Reproduce all of the data below without alteration; exclude every picture.

####

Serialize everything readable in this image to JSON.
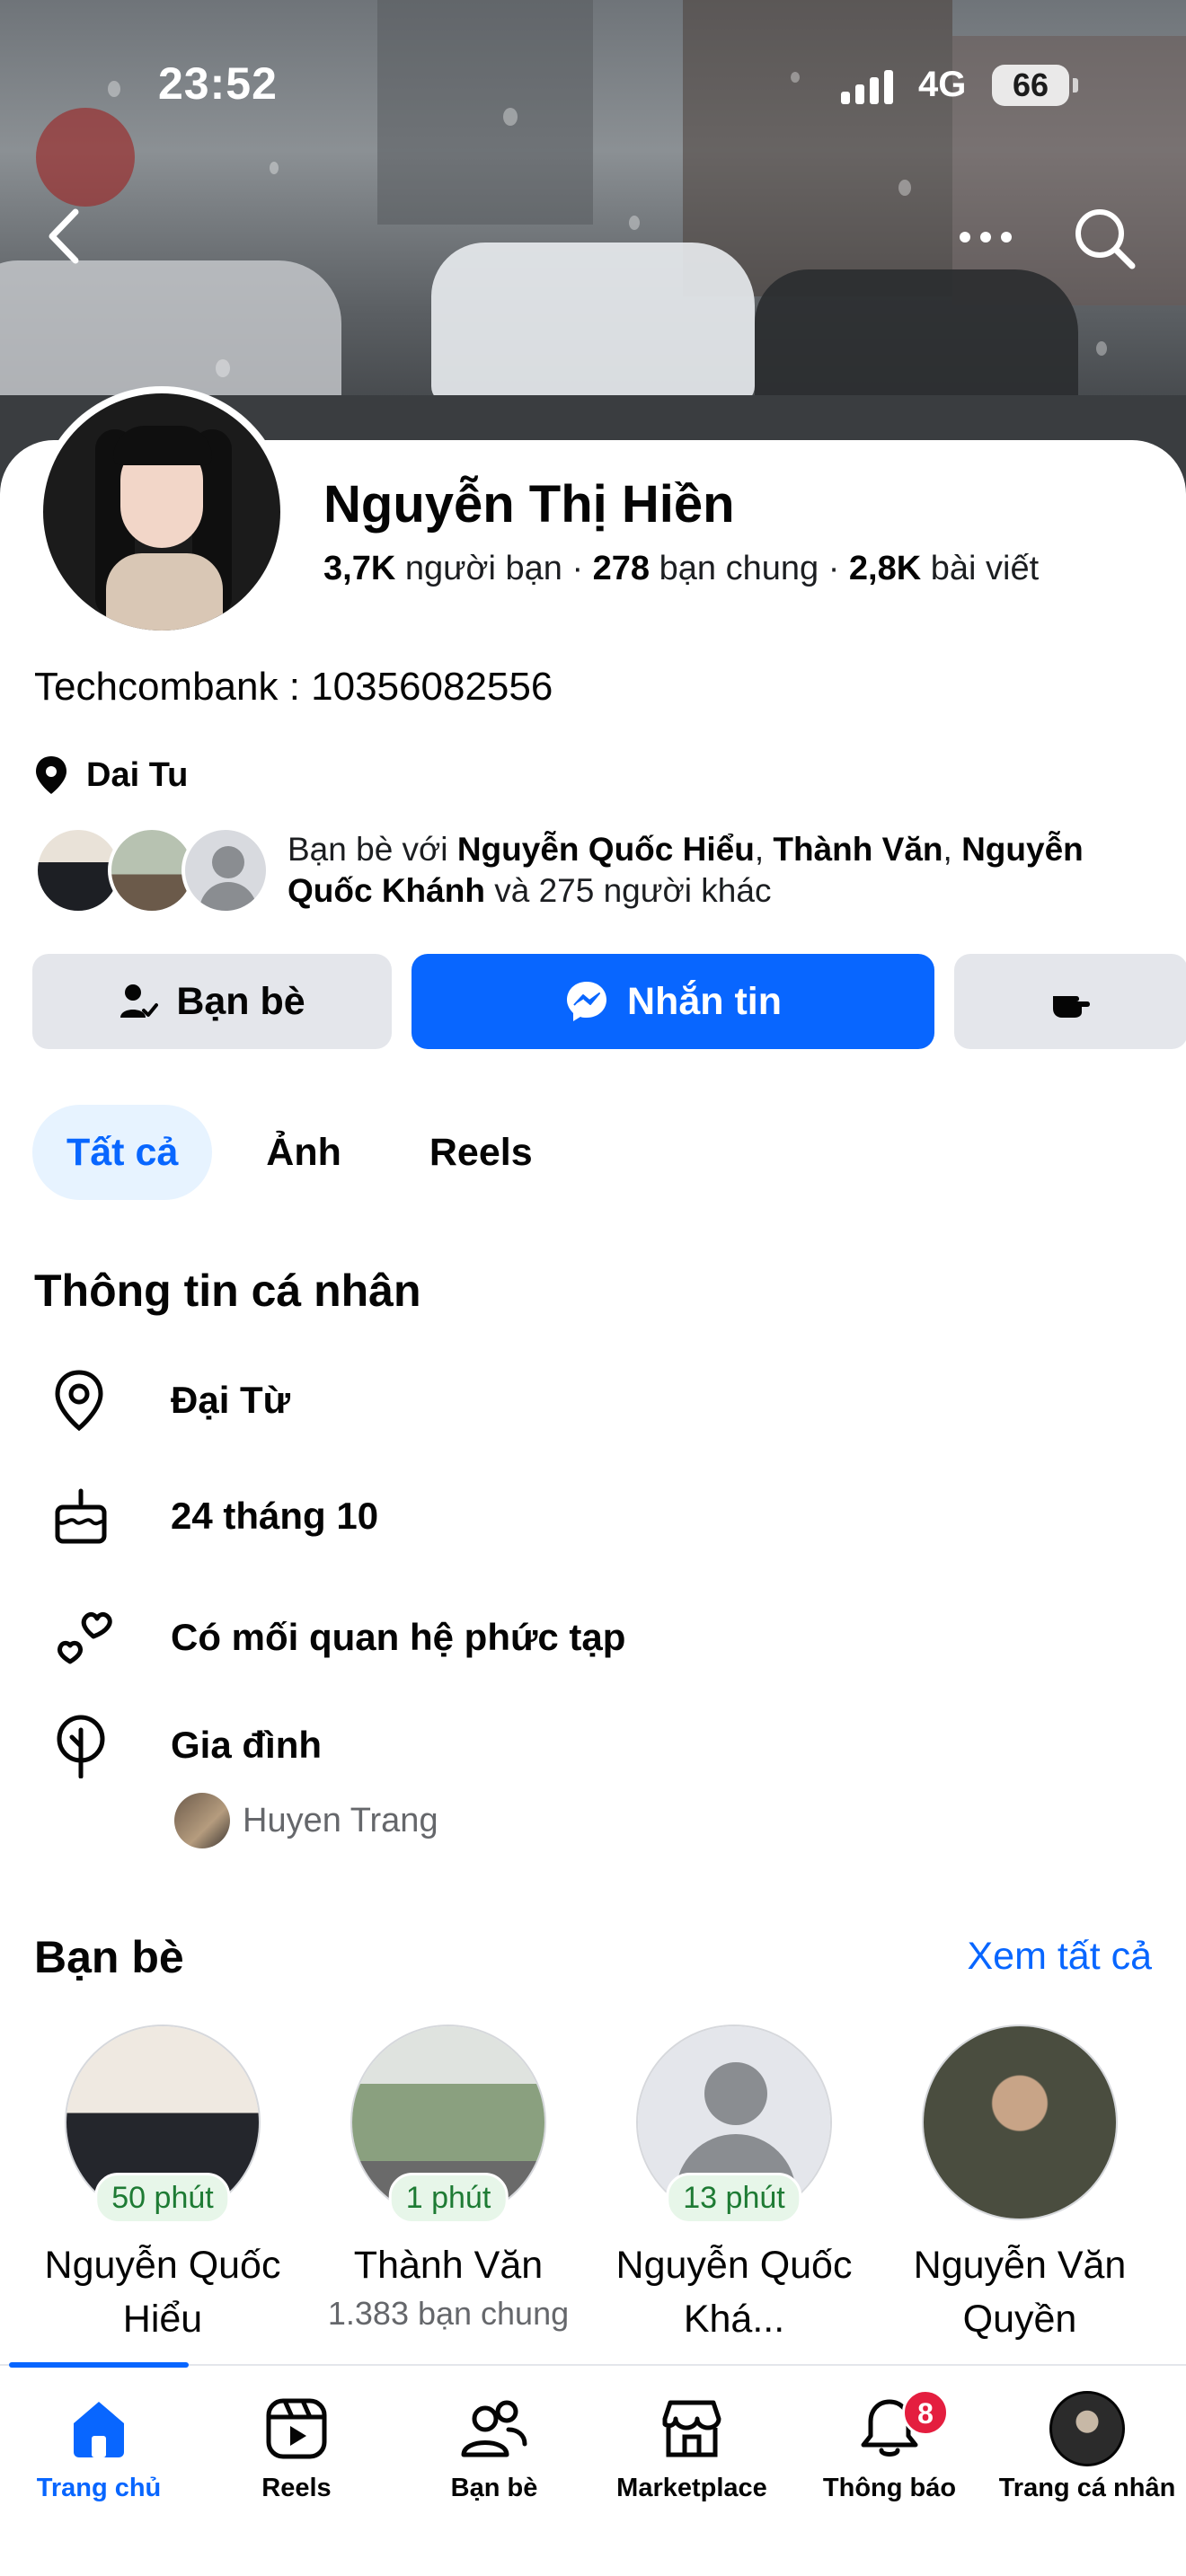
{
  "status_bar": {
    "time": "23:52",
    "network": "4G",
    "battery": "66"
  },
  "profile": {
    "name": "Nguyễn Thị Hiền",
    "stats": [
      {
        "value": "3,7K",
        "label": "người bạn"
      },
      {
        "value": "278",
        "label": "bạn chung"
      },
      {
        "value": "2,8K",
        "label": "bài viết"
      }
    ],
    "bio": "Techcombank : 10356082556",
    "location": "Dai Tu",
    "mutual": {
      "prefix": "Bạn bè với",
      "name1": "Nguyễn Quốc Hiểu",
      "name2": "Thành Văn",
      "name3": "Nguyễn Quốc Khánh",
      "suffix": "và 275 người khác"
    }
  },
  "actions": {
    "friends": "Bạn bè",
    "message": "Nhắn tin"
  },
  "tabs": [
    "Tất cả",
    "Ảnh",
    "Reels"
  ],
  "personal_info": {
    "title": "Thông tin cá nhân",
    "location": "Đại Từ",
    "birthday": "24 tháng 10",
    "relationship": "Có mối quan hệ phức tạp",
    "family_title": "Gia đình",
    "family_member": "Huyen Trang"
  },
  "friends_section": {
    "title": "Bạn bè",
    "see_all": "Xem tất cả",
    "items": [
      {
        "name": "Nguyễn Quốc Hiểu",
        "badge": "50 phút",
        "mutual": ""
      },
      {
        "name": "Thành Văn",
        "badge": "1 phút",
        "mutual": "1.383 bạn chung"
      },
      {
        "name": "Nguyễn Quốc Khá...",
        "badge": "13 phút",
        "mutual": ""
      },
      {
        "name": "Nguyễn Văn Quyền",
        "badge": "",
        "mutual": ""
      }
    ]
  },
  "bottom_nav": {
    "items": [
      "Trang chủ",
      "Reels",
      "Bạn bè",
      "Marketplace",
      "Thông báo",
      "Trang cá nhân"
    ],
    "notifications_count": "8"
  },
  "colors": {
    "accent": "#0866ff",
    "notification": "#e41e3f",
    "badge_text": "#1e7b34"
  }
}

####

Correct result:
Serialize everything readable in this image to JSON.
{
  "status_bar": {
    "time": "23:52",
    "network": "4G",
    "battery": "66"
  },
  "profile": {
    "name": "Nguyễn Thị Hiền",
    "stats": [
      {
        "value": "3,7K",
        "label": "người bạn"
      },
      {
        "value": "278",
        "label": "bạn chung"
      },
      {
        "value": "2,8K",
        "label": "bài viết"
      }
    ],
    "bio": "Techcombank : 10356082556",
    "location": "Dai Tu",
    "mutual": {
      "prefix": "Bạn bè với",
      "name1": "Nguyễn Quốc Hiểu",
      "name2": "Thành Văn",
      "name3": "Nguyễn Quốc Khánh",
      "suffix": "và 275 người khác"
    }
  },
  "actions": {
    "friends": "Bạn bè",
    "message": "Nhắn tin"
  },
  "tabs": [
    "Tất cả",
    "Ảnh",
    "Reels"
  ],
  "personal_info": {
    "title": "Thông tin cá nhân",
    "location": "Đại Từ",
    "birthday": "24 tháng 10",
    "relationship": "Có mối quan hệ phức tạp",
    "family_title": "Gia đình",
    "family_member": "Huyen Trang"
  },
  "friends_section": {
    "title": "Bạn bè",
    "see_all": "Xem tất cả",
    "items": [
      {
        "name": "Nguyễn Quốc Hiểu",
        "badge": "50 phút",
        "mutual": ""
      },
      {
        "name": "Thành Văn",
        "badge": "1 phút",
        "mutual": "1.383 bạn chung"
      },
      {
        "name": "Nguyễn Quốc Khá...",
        "badge": "13 phút",
        "mutual": ""
      },
      {
        "name": "Nguyễn Văn Quyền",
        "badge": "",
        "mutual": ""
      }
    ]
  },
  "bottom_nav": {
    "items": [
      "Trang chủ",
      "Reels",
      "Bạn bè",
      "Marketplace",
      "Thông báo",
      "Trang cá nhân"
    ],
    "notifications_count": "8"
  },
  "colors": {
    "accent": "#0866ff",
    "notification": "#e41e3f",
    "badge_text": "#1e7b34"
  }
}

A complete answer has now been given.